(Rows from a dataset)
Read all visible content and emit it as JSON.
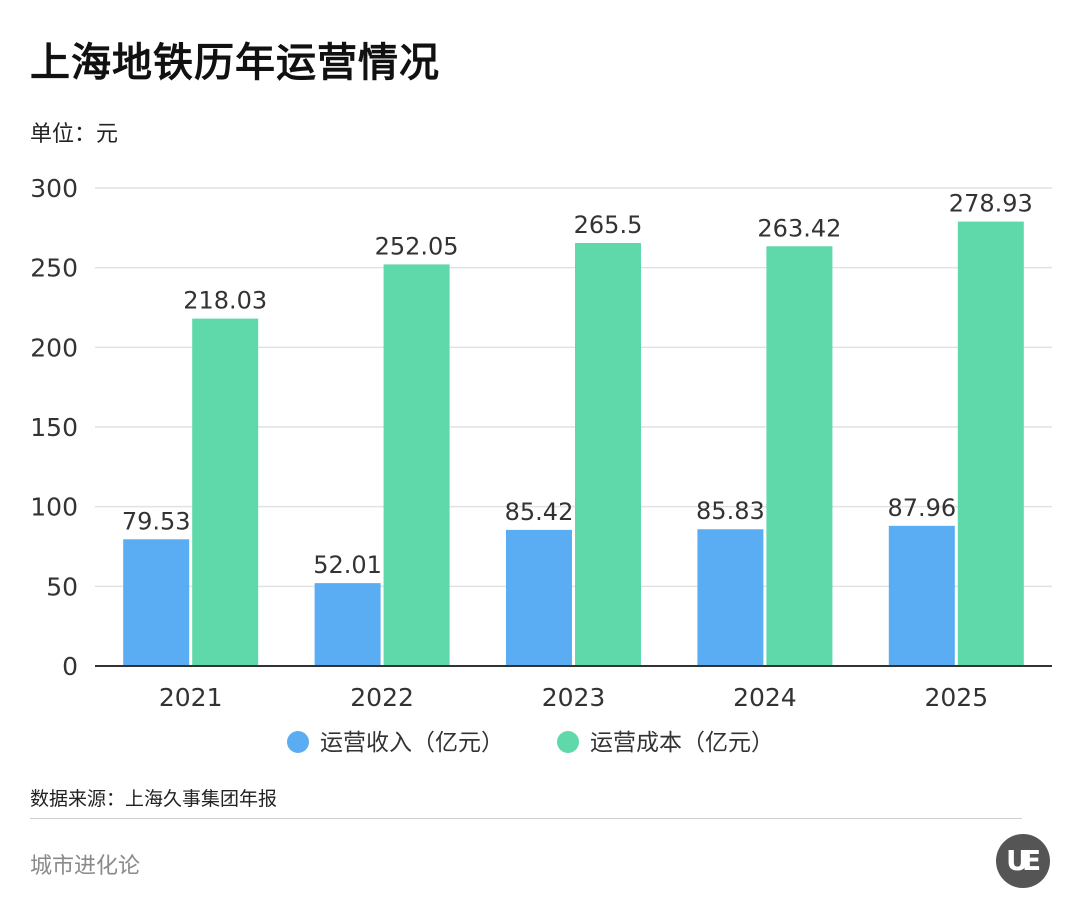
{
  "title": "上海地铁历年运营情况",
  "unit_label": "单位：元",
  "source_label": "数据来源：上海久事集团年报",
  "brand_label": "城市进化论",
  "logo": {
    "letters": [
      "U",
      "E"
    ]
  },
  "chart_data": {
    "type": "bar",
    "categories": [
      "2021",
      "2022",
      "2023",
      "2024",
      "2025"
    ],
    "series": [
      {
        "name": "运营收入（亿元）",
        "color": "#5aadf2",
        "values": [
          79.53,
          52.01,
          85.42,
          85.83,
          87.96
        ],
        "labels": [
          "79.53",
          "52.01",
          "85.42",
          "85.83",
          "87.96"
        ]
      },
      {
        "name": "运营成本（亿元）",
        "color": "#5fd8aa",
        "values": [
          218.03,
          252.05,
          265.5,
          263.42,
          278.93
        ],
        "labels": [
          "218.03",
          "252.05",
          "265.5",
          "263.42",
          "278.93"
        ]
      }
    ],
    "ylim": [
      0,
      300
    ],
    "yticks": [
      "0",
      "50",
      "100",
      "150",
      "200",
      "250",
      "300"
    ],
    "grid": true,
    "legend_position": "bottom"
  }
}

▶ Aim of the task
Without the pictures, print the whole listing exactly as given.

▶ The reply
Read all visible content and emit it as JSON.
{
  "title": "上海地铁历年运营情况",
  "unit_label": "单位：元",
  "source_label": "数据来源：上海久事集团年报",
  "brand_label": "城市进化论",
  "logo": {
    "letters": [
      "U",
      "E"
    ]
  },
  "chart_data": {
    "type": "bar",
    "categories": [
      "2021",
      "2022",
      "2023",
      "2024",
      "2025"
    ],
    "series": [
      {
        "name": "运营收入（亿元）",
        "color": "#5aadf2",
        "values": [
          79.53,
          52.01,
          85.42,
          85.83,
          87.96
        ],
        "labels": [
          "79.53",
          "52.01",
          "85.42",
          "85.83",
          "87.96"
        ]
      },
      {
        "name": "运营成本（亿元）",
        "color": "#5fd8aa",
        "values": [
          218.03,
          252.05,
          265.5,
          263.42,
          278.93
        ],
        "labels": [
          "218.03",
          "252.05",
          "265.5",
          "263.42",
          "278.93"
        ]
      }
    ],
    "ylim": [
      0,
      300
    ],
    "yticks": [
      "0",
      "50",
      "100",
      "150",
      "200",
      "250",
      "300"
    ],
    "grid": true,
    "legend_position": "bottom"
  }
}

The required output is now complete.